● **EXERCISE INSTRUCTIONS**
Each line of the listing that contains the word "structured" is to be copied.

● **RAW DATA**

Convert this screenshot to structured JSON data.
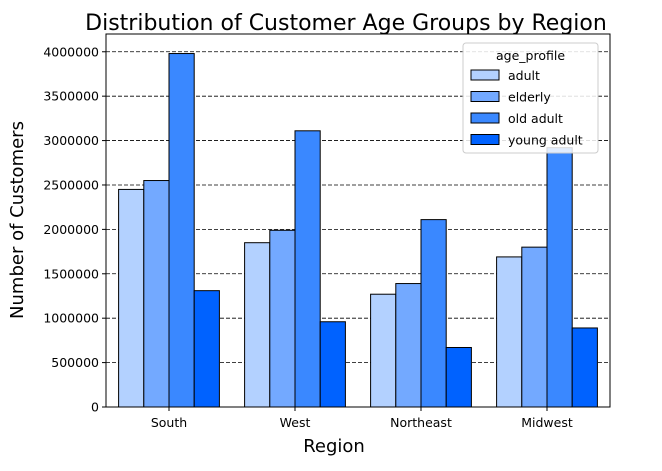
{
  "chart_data": {
    "type": "bar",
    "title": "Distribution of Customer Age Groups by Region",
    "xlabel": "Region",
    "ylabel": "Number of Customers",
    "categories": [
      "South",
      "West",
      "Northeast",
      "Midwest"
    ],
    "ylim": [
      0,
      4200000
    ],
    "yticks": [
      0,
      500000,
      1000000,
      1500000,
      2000000,
      2500000,
      3000000,
      3500000,
      4000000
    ],
    "grid": "y-dashed",
    "legend": {
      "title": "age_profile",
      "placement": "top-right"
    },
    "series": [
      {
        "name": "adult",
        "color": "#b3d1ff",
        "values": [
          2450000,
          1850000,
          1270000,
          1690000
        ]
      },
      {
        "name": "elderly",
        "color": "#73a9ff",
        "values": [
          2550000,
          1990000,
          1390000,
          1800000
        ]
      },
      {
        "name": "old adult",
        "color": "#3a88ff",
        "values": [
          3980000,
          3110000,
          2110000,
          2920000
        ]
      },
      {
        "name": "young adult",
        "color": "#0062ff",
        "values": [
          1310000,
          960000,
          670000,
          890000
        ]
      }
    ]
  }
}
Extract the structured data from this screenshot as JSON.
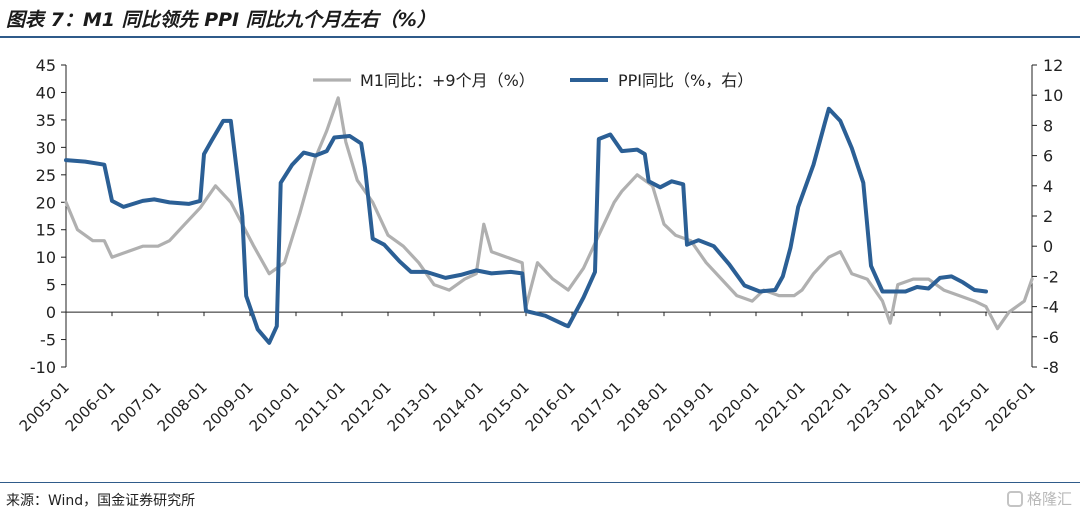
{
  "header": {
    "title": "图表 7：M1 同比领先 PPI 同比九个月左右（%）"
  },
  "footer": {
    "source": "来源：Wind，国金证券研究所",
    "watermark": "格隆汇"
  },
  "chart_data": {
    "type": "line",
    "title": "",
    "xlabel": "",
    "ylabel_left": "",
    "ylabel_right": "",
    "grid": false,
    "legend_position": "top-center",
    "y_left": {
      "min": -10,
      "max": 45,
      "ticks": [
        -10,
        -5,
        0,
        5,
        10,
        15,
        20,
        25,
        30,
        35,
        40,
        45
      ]
    },
    "y_right": {
      "min": -8,
      "max": 12,
      "ticks": [
        -8,
        -6,
        -4,
        -2,
        0,
        2,
        4,
        6,
        8,
        10,
        12
      ]
    },
    "x_range": [
      "2005-01",
      "2026-01"
    ],
    "x_ticks": [
      "2005-01",
      "2006-01",
      "2007-01",
      "2008-01",
      "2009-01",
      "2010-01",
      "2011-01",
      "2012-01",
      "2013-01",
      "2014-01",
      "2015-01",
      "2016-01",
      "2017-01",
      "2018-01",
      "2019-01",
      "2020-01",
      "2021-01",
      "2022-01",
      "2023-01",
      "2024-01",
      "2025-01",
      "2026-01"
    ],
    "colors": {
      "m1": "#b0b0b0",
      "ppi": "#2b5f95",
      "axis": "#222222"
    },
    "series": [
      {
        "name": "M1同比：+9个月（%）",
        "axis": "left",
        "color": "#b0b0b0",
        "points": [
          [
            "2005-01",
            20
          ],
          [
            "2005-04",
            15
          ],
          [
            "2005-08",
            13
          ],
          [
            "2005-11",
            13
          ],
          [
            "2006-01",
            10
          ],
          [
            "2006-05",
            11
          ],
          [
            "2006-09",
            12
          ],
          [
            "2007-01",
            12
          ],
          [
            "2007-04",
            13
          ],
          [
            "2007-08",
            16
          ],
          [
            "2007-12",
            19
          ],
          [
            "2008-01",
            20
          ],
          [
            "2008-04",
            23
          ],
          [
            "2008-08",
            20
          ],
          [
            "2008-11",
            16
          ],
          [
            "2009-02",
            12
          ],
          [
            "2009-06",
            7
          ],
          [
            "2009-10",
            9
          ],
          [
            "2010-02",
            18
          ],
          [
            "2010-06",
            28
          ],
          [
            "2010-09",
            33
          ],
          [
            "2010-12",
            39
          ],
          [
            "2011-02",
            31
          ],
          [
            "2011-05",
            24
          ],
          [
            "2011-09",
            20
          ],
          [
            "2012-01",
            14
          ],
          [
            "2012-05",
            12
          ],
          [
            "2012-09",
            9
          ],
          [
            "2013-01",
            5
          ],
          [
            "2013-05",
            4
          ],
          [
            "2013-09",
            6
          ],
          [
            "2013-12",
            7
          ],
          [
            "2014-02",
            16
          ],
          [
            "2014-04",
            11
          ],
          [
            "2014-08",
            10
          ],
          [
            "2014-12",
            9
          ],
          [
            "2015-01",
            1
          ],
          [
            "2015-04",
            9
          ],
          [
            "2015-08",
            6
          ],
          [
            "2015-12",
            4
          ],
          [
            "2016-04",
            8
          ],
          [
            "2016-08",
            14
          ],
          [
            "2016-12",
            20
          ],
          [
            "2017-02",
            22
          ],
          [
            "2017-06",
            25
          ],
          [
            "2017-10",
            23
          ],
          [
            "2018-01",
            16
          ],
          [
            "2018-04",
            14
          ],
          [
            "2018-08",
            13
          ],
          [
            "2018-12",
            9
          ],
          [
            "2019-04",
            6
          ],
          [
            "2019-08",
            3
          ],
          [
            "2019-12",
            2
          ],
          [
            "2020-03",
            4
          ],
          [
            "2020-07",
            3
          ],
          [
            "2020-11",
            3
          ],
          [
            "2021-01",
            4
          ],
          [
            "2021-04",
            7
          ],
          [
            "2021-08",
            10
          ],
          [
            "2021-11",
            11
          ],
          [
            "2022-02",
            7
          ],
          [
            "2022-06",
            6
          ],
          [
            "2022-10",
            2
          ],
          [
            "2022-12",
            -2
          ],
          [
            "2023-02",
            5
          ],
          [
            "2023-06",
            6
          ],
          [
            "2023-10",
            6
          ],
          [
            "2024-02",
            4
          ],
          [
            "2024-06",
            3
          ],
          [
            "2024-10",
            2
          ],
          [
            "2025-01",
            1
          ],
          [
            "2025-04",
            -3
          ],
          [
            "2025-07",
            0
          ],
          [
            "2025-11",
            2
          ],
          [
            "2026-01",
            6
          ]
        ]
      },
      {
        "name": "PPI同比（%，右）",
        "axis": "right",
        "color": "#2b5f95",
        "points": [
          [
            "2005-01",
            5.7
          ],
          [
            "2005-06",
            5.6
          ],
          [
            "2005-11",
            5.4
          ],
          [
            "2006-01",
            3.0
          ],
          [
            "2006-04",
            2.6
          ],
          [
            "2006-09",
            3.0
          ],
          [
            "2006-12",
            3.1
          ],
          [
            "2007-04",
            2.9
          ],
          [
            "2007-09",
            2.8
          ],
          [
            "2007-12",
            3.0
          ],
          [
            "2008-01",
            6.1
          ],
          [
            "2008-03",
            7.0
          ],
          [
            "2008-06",
            8.3
          ],
          [
            "2008-08",
            8.3
          ],
          [
            "2008-11",
            2.0
          ],
          [
            "2008-12",
            -3.3
          ],
          [
            "2009-03",
            -5.5
          ],
          [
            "2009-06",
            -6.4
          ],
          [
            "2009-08",
            -5.3
          ],
          [
            "2009-09",
            4.2
          ],
          [
            "2009-12",
            5.4
          ],
          [
            "2010-03",
            6.2
          ],
          [
            "2010-06",
            6.0
          ],
          [
            "2010-09",
            6.3
          ],
          [
            "2010-11",
            7.2
          ],
          [
            "2011-03",
            7.3
          ],
          [
            "2011-06",
            6.8
          ],
          [
            "2011-07",
            5.2
          ],
          [
            "2011-09",
            0.5
          ],
          [
            "2011-12",
            0.1
          ],
          [
            "2012-04",
            -1.0
          ],
          [
            "2012-07",
            -1.7
          ],
          [
            "2012-11",
            -1.7
          ],
          [
            "2013-04",
            -2.1
          ],
          [
            "2013-08",
            -1.9
          ],
          [
            "2013-12",
            -1.6
          ],
          [
            "2014-04",
            -1.8
          ],
          [
            "2014-09",
            -1.7
          ],
          [
            "2014-12",
            -1.8
          ],
          [
            "2015-01",
            -4.3
          ],
          [
            "2015-06",
            -4.6
          ],
          [
            "2015-11",
            -5.2
          ],
          [
            "2015-12",
            -5.3
          ],
          [
            "2016-04",
            -3.4
          ],
          [
            "2016-07",
            -1.7
          ],
          [
            "2016-08",
            7.1
          ],
          [
            "2016-11",
            7.4
          ],
          [
            "2017-02",
            6.3
          ],
          [
            "2017-06",
            6.4
          ],
          [
            "2017-08",
            6.1
          ],
          [
            "2017-09",
            4.3
          ],
          [
            "2017-12",
            3.9
          ],
          [
            "2018-03",
            4.3
          ],
          [
            "2018-06",
            4.1
          ],
          [
            "2018-07",
            0.1
          ],
          [
            "2018-10",
            0.4
          ],
          [
            "2019-02",
            0.0
          ],
          [
            "2019-06",
            -1.2
          ],
          [
            "2019-10",
            -2.6
          ],
          [
            "2020-02",
            -3.0
          ],
          [
            "2020-06",
            -2.9
          ],
          [
            "2020-08",
            -2.0
          ],
          [
            "2020-10",
            -0.1
          ],
          [
            "2020-12",
            2.6
          ],
          [
            "2021-04",
            5.4
          ],
          [
            "2021-07",
            8.2
          ],
          [
            "2021-08",
            9.1
          ],
          [
            "2021-11",
            8.3
          ],
          [
            "2022-02",
            6.5
          ],
          [
            "2022-05",
            4.2
          ],
          [
            "2022-07",
            -1.3
          ],
          [
            "2022-10",
            -3.0
          ],
          [
            "2023-01",
            -3.0
          ],
          [
            "2023-04",
            -3.0
          ],
          [
            "2023-07",
            -2.7
          ],
          [
            "2023-10",
            -2.8
          ],
          [
            "2024-01",
            -2.1
          ],
          [
            "2024-04",
            -2.0
          ],
          [
            "2024-07",
            -2.4
          ],
          [
            "2024-10",
            -2.9
          ],
          [
            "2025-01",
            -3.0
          ]
        ]
      }
    ]
  }
}
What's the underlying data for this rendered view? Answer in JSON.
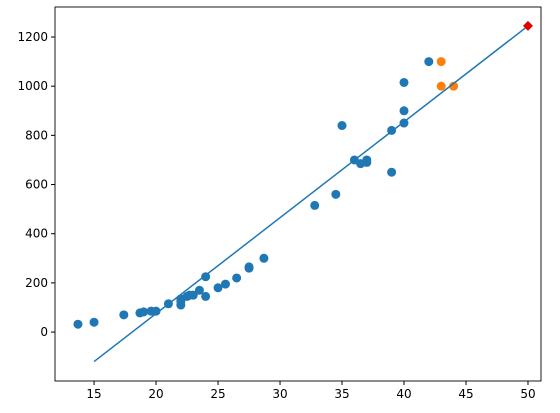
{
  "chart_data": {
    "type": "scatter",
    "xlim": [
      11.85,
      51.05
    ],
    "ylim": [
      -199,
      1322
    ],
    "xticks": [
      15,
      20,
      25,
      30,
      35,
      40,
      45,
      50
    ],
    "yticks": [
      0,
      200,
      400,
      600,
      800,
      1000,
      1200
    ],
    "grid": false,
    "series": [
      {
        "mode": "markers",
        "marker": "circle",
        "color": "#1f77b4",
        "x": [
          13.7,
          15,
          17.4,
          18.7,
          19,
          19.6,
          20,
          21,
          22,
          22,
          22,
          22.5,
          22.7,
          23,
          23.5,
          24,
          24,
          25,
          25.6,
          26.5,
          27.5,
          27.5,
          28.7,
          32.8,
          34.5,
          35,
          36,
          36.5,
          37,
          37,
          39,
          39,
          40,
          40,
          40,
          42
        ],
        "values": [
          32,
          40,
          70,
          78,
          82,
          85,
          85,
          115,
          110,
          125,
          135,
          145,
          150,
          150,
          170,
          225,
          145,
          180,
          195,
          220,
          260,
          265,
          300,
          515,
          560,
          840,
          700,
          685,
          690,
          700,
          650,
          820,
          850,
          900,
          1015,
          1100
        ]
      },
      {
        "mode": "markers",
        "marker": "circle",
        "color": "#ff7f0e",
        "x": [
          43,
          43,
          44
        ],
        "values": [
          1100,
          1000,
          1000
        ]
      },
      {
        "mode": "line",
        "color": "#1f77b4",
        "x": [
          15,
          50
        ],
        "values": [
          -120,
          1245
        ]
      },
      {
        "mode": "markers",
        "marker": "diamond",
        "color": "#e00000",
        "x": [
          50
        ],
        "values": [
          1245
        ]
      }
    ]
  }
}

● **EXPECTED ANSWER**
Convert this screenshot to structured JSON data.
Extract the structured data from this screenshot as JSON.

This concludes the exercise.